[Data records]
--*--

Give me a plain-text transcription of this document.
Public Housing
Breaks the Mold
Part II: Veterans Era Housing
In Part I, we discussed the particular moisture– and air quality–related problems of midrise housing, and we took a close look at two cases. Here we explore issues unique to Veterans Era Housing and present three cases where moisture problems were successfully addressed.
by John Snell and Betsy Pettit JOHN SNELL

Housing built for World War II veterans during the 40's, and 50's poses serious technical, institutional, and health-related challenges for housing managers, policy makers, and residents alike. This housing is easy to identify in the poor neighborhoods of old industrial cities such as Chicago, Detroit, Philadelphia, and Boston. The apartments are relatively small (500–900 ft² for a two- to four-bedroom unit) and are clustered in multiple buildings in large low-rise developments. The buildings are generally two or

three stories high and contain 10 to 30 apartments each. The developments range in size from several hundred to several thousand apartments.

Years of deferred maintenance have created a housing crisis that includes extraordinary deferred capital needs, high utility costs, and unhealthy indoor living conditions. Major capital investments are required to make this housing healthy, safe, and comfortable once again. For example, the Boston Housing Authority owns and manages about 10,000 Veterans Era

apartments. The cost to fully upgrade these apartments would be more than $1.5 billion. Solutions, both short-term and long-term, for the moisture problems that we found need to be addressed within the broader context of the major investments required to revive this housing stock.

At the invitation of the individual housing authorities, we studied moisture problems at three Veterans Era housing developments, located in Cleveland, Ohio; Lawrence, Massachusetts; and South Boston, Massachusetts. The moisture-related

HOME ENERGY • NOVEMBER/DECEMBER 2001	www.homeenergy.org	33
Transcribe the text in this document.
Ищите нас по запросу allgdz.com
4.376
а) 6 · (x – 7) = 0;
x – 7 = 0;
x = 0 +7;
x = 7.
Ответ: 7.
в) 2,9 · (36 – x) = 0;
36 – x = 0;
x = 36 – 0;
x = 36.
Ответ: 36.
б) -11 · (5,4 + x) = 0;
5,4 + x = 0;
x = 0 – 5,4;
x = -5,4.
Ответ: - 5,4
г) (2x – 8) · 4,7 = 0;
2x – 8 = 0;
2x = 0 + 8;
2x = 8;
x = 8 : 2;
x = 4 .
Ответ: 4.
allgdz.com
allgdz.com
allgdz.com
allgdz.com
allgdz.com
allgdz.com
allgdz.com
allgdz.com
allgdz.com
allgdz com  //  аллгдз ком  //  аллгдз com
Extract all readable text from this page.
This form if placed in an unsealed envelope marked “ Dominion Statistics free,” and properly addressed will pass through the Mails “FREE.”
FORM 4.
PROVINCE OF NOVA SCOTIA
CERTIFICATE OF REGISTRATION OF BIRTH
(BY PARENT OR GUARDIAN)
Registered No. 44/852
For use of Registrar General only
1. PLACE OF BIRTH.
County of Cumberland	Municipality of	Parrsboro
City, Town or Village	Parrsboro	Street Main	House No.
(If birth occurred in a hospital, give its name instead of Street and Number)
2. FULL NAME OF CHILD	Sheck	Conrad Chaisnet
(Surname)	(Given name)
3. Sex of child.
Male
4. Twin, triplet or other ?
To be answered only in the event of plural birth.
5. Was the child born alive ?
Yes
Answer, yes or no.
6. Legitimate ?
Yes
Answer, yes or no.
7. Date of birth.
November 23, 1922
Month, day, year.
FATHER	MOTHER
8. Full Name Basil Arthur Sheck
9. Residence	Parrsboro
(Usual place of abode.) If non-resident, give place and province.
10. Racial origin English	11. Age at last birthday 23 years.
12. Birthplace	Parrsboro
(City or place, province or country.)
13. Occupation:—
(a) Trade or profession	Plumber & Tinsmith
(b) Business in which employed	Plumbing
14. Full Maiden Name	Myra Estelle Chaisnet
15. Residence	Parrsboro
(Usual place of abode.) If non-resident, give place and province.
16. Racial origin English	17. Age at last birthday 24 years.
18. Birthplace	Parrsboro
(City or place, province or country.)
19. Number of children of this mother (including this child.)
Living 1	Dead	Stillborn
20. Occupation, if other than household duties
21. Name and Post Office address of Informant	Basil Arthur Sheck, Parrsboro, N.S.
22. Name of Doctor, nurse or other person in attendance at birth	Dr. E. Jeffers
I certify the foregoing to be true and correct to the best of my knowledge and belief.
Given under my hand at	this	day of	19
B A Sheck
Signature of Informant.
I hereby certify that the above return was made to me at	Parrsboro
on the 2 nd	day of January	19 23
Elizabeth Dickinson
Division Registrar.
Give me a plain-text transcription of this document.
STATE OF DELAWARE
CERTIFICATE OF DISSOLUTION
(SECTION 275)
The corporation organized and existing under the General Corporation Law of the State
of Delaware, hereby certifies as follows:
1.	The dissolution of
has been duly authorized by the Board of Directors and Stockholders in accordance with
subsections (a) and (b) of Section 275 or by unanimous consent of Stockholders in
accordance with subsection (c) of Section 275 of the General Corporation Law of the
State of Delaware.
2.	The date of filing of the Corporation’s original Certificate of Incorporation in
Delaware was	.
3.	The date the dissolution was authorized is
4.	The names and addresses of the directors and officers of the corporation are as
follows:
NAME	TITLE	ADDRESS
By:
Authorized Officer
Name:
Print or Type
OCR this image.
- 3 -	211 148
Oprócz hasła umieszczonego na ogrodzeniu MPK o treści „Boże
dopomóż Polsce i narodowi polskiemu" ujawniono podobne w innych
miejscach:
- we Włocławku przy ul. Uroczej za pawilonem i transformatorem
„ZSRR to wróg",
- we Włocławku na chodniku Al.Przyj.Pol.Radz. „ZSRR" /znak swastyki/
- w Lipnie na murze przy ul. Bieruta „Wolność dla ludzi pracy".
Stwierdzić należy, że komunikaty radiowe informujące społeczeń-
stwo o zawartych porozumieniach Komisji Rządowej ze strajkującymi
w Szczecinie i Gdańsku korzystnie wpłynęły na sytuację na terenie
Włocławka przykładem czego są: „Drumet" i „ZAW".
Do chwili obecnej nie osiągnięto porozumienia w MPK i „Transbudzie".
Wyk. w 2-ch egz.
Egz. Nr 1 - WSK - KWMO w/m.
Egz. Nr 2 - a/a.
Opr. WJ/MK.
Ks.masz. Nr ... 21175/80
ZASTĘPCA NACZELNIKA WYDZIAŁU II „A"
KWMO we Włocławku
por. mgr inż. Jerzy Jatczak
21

--*--

_Objective:_ Repeat all of the records above exactly as they appear.

_Solution to the problem:_
Give me a plain-text transcription of this document.
Public Housing
Breaks the Mold
Part II: Veterans Era Housing
In Part I, we discussed the particular moisture– and air quality–related problems of midrise housing, and we took a close look at two cases. Here we explore issues unique to Veterans Era Housing and present three cases where moisture problems were successfully addressed.
by John Snell and Betsy Pettit JOHN SNELL

Housing built for World War II veterans during the 40's, and 50's poses serious technical, institutional, and health-related challenges for housing managers, policy makers, and residents alike. This housing is easy to identify in the poor neighborhoods of old industrial cities such as Chicago, Detroit, Philadelphia, and Boston. The apartments are relatively small (500–900 ft² for a two- to four-bedroom unit) and are clustered in multiple buildings in large low-rise developments. The buildings are generally two or

three stories high and contain 10 to 30 apartments each. The developments range in size from several hundred to several thousand apartments.

Years of deferred maintenance have created a housing crisis that includes extraordinary deferred capital needs, high utility costs, and unhealthy indoor living conditions. Major capital investments are required to make this housing healthy, safe, and comfortable once again. For example, the Boston Housing Authority owns and manages about 10,000 Veterans Era

apartments. The cost to fully upgrade these apartments would be more than $1.5 billion. Solutions, both short-term and long-term, for the moisture problems that we found need to be addressed within the broader context of the major investments required to revive this housing stock.

At the invitation of the individual housing authorities, we studied moisture problems at three Veterans Era housing developments, located in Cleveland, Ohio; Lawrence, Massachusetts; and South Boston, Massachusetts. The moisture-related

HOME ENERGY • NOVEMBER/DECEMBER 2001	www.homeenergy.org	33
Transcribe the text in this document.
Ищите нас по запросу allgdz.com
4.376
а) 6 · (x – 7) = 0;
x – 7 = 0;
x = 0 +7;
x = 7.
Ответ: 7.
в) 2,9 · (36 – x) = 0;
36 – x = 0;
x = 36 – 0;
x = 36.
Ответ: 36.
б) -11 · (5,4 + x) = 0;
5,4 + x = 0;
x = 0 – 5,4;
x = -5,4.
Ответ: - 5,4
г) (2x – 8) · 4,7 = 0;
2x – 8 = 0;
2x = 0 + 8;
2x = 8;
x = 8 : 2;
x = 4 .
Ответ: 4.
allgdz.com
allgdz.com
allgdz.com
allgdz.com
allgdz.com
allgdz.com
allgdz.com
allgdz.com
allgdz.com
allgdz com  //  аллгдз ком  //  аллгдз com
Extract all readable text from this page.
This form if placed in an unsealed envelope marked “ Dominion Statistics free,” and properly addressed will pass through the Mails “FREE.”
FORM 4.
PROVINCE OF NOVA SCOTIA
CERTIFICATE OF REGISTRATION OF BIRTH
(BY PARENT OR GUARDIAN)
Registered No. 44/852
For use of Registrar General only
1. PLACE OF BIRTH.
County of Cumberland	Municipality of	Parrsboro
City, Town or Village	Parrsboro	Street Main	House No.
(If birth occurred in a hospital, give its name instead of Street and Number)
2. FULL NAME OF CHILD	Sheck	Conrad Chaisnet
(Surname)	(Given name)
3. Sex of child.
Male
4. Twin, triplet or other ?
To be answered only in the event of plural birth.
5. Was the child born alive ?
Yes
Answer, yes or no.
6. Legitimate ?
Yes
Answer, yes or no.
7. Date of birth.
November 23, 1922
Month, day, year.
FATHER	MOTHER
8. Full Name Basil Arthur Sheck
9. Residence	Parrsboro
(Usual place of abode.) If non-resident, give place and province.
10. Racial origin English	11. Age at last birthday 23 years.
12. Birthplace	Parrsboro
(City or place, province or country.)
13. Occupation:—
(a) Trade or profession	Plumber & Tinsmith
(b) Business in which employed	Plumbing
14. Full Maiden Name	Myra Estelle Chaisnet
15. Residence	Parrsboro
(Usual place of abode.) If non-resident, give place and province.
16. Racial origin English	17. Age at last birthday 24 years.
18. Birthplace	Parrsboro
(City or place, province or country.)
19. Number of children of this mother (including this child.)
Living 1	Dead	Stillborn
20. Occupation, if other than household duties
21. Name and Post Office address of Informant	Basil Arthur Sheck, Parrsboro, N.S.
22. Name of Doctor, nurse or other person in attendance at birth	Dr. E. Jeffers
I certify the foregoing to be true and correct to the best of my knowledge and belief.
Given under my hand at	this	day of	19
B A Sheck
Signature of Informant.
I hereby certify that the above return was made to me at	Parrsboro
on the 2 nd	day of January	19 23
Elizabeth Dickinson
Division Registrar.
Give me a plain-text transcription of this document.
STATE OF DELAWARE
CERTIFICATE OF DISSOLUTION
(SECTION 275)
The corporation organized and existing under the General Corporation Law of the State
of Delaware, hereby certifies as follows:
1.	The dissolution of
has been duly authorized by the Board of Directors and Stockholders in accordance with
subsections (a) and (b) of Section 275 or by unanimous consent of Stockholders in
accordance with subsection (c) of Section 275 of the General Corporation Law of the
State of Delaware.
2.	The date of filing of the Corporation’s original Certificate of Incorporation in
Delaware was	.
3.	The date the dissolution was authorized is
4.	The names and addresses of the directors and officers of the corporation are as
follows:
NAME	TITLE	ADDRESS
By:
Authorized Officer
Name:
Print or Type
OCR this image.
- 3 -	211 148
Oprócz hasła umieszczonego na ogrodzeniu MPK o treści „Boże
dopomóż Polsce i narodowi polskiemu" ujawniono podobne w innych
miejscach:
- we Włocławku przy ul. Uroczej za pawilonem i transformatorem
„ZSRR to wróg",
- we Włocławku na chodniku Al.Przyj.Pol.Radz. „ZSRR" /znak swastyki/
- w Lipnie na murze przy ul. Bieruta „Wolność dla ludzi pracy".
Stwierdzić należy, że komunikaty radiowe informujące społeczeń-
stwo o zawartych porozumieniach Komisji Rządowej ze strajkującymi
w Szczecinie i Gdańsku korzystnie wpłynęły na sytuację na terenie
Włocławka przykładem czego są: „Drumet" i „ZAW".
Do chwili obecnej nie osiągnięto porozumienia w MPK i „Transbudzie".
Wyk. w 2-ch egz.
Egz. Nr 1 - WSK - KWMO w/m.
Egz. Nr 2 - a/a.
Opr. WJ/MK.
Ks.masz. Nr ... 21175/80
ZASTĘPCA NACZELNIKA WYDZIAŁU II „A"
KWMO we Włocławku
por. mgr inż. Jerzy Jatczak
21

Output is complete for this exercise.